What this task involves: Quote the listing below in its entirety.

Provided records:

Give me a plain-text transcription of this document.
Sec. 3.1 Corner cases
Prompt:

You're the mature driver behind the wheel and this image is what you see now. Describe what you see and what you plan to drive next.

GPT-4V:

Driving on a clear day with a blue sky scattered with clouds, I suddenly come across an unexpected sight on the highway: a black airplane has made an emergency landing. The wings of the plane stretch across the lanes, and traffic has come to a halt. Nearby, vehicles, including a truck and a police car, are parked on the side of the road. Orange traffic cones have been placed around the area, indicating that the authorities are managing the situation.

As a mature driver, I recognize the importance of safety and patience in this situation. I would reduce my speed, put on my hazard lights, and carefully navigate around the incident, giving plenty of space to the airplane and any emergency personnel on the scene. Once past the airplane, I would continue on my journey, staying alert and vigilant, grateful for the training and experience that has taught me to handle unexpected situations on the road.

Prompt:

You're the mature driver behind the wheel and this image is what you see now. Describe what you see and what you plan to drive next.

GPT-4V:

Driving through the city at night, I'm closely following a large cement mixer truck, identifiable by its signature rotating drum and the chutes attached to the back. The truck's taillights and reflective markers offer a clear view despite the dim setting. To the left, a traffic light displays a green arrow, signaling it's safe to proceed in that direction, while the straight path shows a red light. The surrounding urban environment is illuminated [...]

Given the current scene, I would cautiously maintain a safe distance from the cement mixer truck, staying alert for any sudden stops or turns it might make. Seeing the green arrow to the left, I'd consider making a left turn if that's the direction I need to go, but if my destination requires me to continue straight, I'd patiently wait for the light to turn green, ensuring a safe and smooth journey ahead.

Solved problem:
Give me a plain-text transcription of this document.
Sec. 3.1 Corner cases
Prompt:

You're the mature driver behind the wheel and this image is what you see now. Describe what you see and what you plan to drive next.

GPT-4V:

Driving on a clear day with a blue sky scattered with clouds, I suddenly come across an unexpected sight on the highway: a black airplane has made an emergency landing. The wings of the plane stretch across the lanes, and traffic has come to a halt. Nearby, vehicles, including a truck and a police car, are parked on the side of the road. Orange traffic cones have been placed around the area, indicating that the authorities are managing the situation.

As a mature driver, I recognize the importance of safety and patience in this situation. I would reduce my speed, put on my hazard lights, and carefully navigate around the incident, giving plenty of space to the airplane and any emergency personnel on the scene. Once past the airplane, I would continue on my journey, staying alert and vigilant, grateful for the training and experience that has taught me to handle unexpected situations on the road.

Prompt:

You're the mature driver behind the wheel and this image is what you see now. Describe what you see and what you plan to drive next.

GPT-4V:

Driving through the city at night, I'm closely following a large cement mixer truck, identifiable by its signature rotating drum and the chutes attached to the back. The truck's taillights and reflective markers offer a clear view despite the dim setting. To the left, a traffic light displays a green arrow, signaling it's safe to proceed in that direction, while the straight path shows a red light. The surrounding urban environment is illuminated [...]

Given the current scene, I would cautiously maintain a safe distance from the cement mixer truck, staying alert for any sudden stops or turns it might make. Seeing the green arrow to the left, I'd consider making a left turn if that's the direction I need to go, but if my destination requires me to continue straight, I'd patiently wait for the light to turn green, ensuring a safe and smooth journey ahead.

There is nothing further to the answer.